%%

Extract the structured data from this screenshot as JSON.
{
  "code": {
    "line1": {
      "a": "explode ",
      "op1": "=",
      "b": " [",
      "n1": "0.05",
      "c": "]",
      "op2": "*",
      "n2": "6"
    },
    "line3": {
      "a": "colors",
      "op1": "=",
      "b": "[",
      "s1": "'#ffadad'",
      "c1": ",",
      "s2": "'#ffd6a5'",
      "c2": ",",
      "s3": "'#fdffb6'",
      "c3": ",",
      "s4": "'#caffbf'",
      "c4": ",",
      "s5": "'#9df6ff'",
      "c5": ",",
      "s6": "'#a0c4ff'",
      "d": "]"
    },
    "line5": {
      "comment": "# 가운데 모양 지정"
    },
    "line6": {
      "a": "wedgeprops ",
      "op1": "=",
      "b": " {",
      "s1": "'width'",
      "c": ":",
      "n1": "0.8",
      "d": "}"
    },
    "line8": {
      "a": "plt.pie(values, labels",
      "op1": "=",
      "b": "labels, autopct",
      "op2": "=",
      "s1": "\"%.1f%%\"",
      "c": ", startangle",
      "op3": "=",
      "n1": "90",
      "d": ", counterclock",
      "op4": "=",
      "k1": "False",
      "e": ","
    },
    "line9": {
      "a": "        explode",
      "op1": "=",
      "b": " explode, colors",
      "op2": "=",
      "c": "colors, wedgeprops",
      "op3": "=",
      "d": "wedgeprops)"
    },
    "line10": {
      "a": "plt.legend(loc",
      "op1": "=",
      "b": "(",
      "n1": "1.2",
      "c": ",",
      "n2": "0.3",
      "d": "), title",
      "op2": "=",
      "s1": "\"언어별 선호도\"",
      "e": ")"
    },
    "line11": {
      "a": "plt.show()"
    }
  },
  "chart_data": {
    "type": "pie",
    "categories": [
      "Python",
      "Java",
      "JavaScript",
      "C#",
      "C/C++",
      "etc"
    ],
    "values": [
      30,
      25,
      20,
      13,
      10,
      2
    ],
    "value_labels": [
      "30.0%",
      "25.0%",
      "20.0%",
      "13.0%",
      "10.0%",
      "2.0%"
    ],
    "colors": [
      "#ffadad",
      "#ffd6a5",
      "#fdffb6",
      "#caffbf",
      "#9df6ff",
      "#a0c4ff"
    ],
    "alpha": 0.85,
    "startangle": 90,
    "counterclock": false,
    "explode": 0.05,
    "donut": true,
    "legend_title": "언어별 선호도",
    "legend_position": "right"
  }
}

%%

:: Required work ::
Provide the number of lines in the data above that contain the string "explode", and nothing else.

:: Written reply ::
4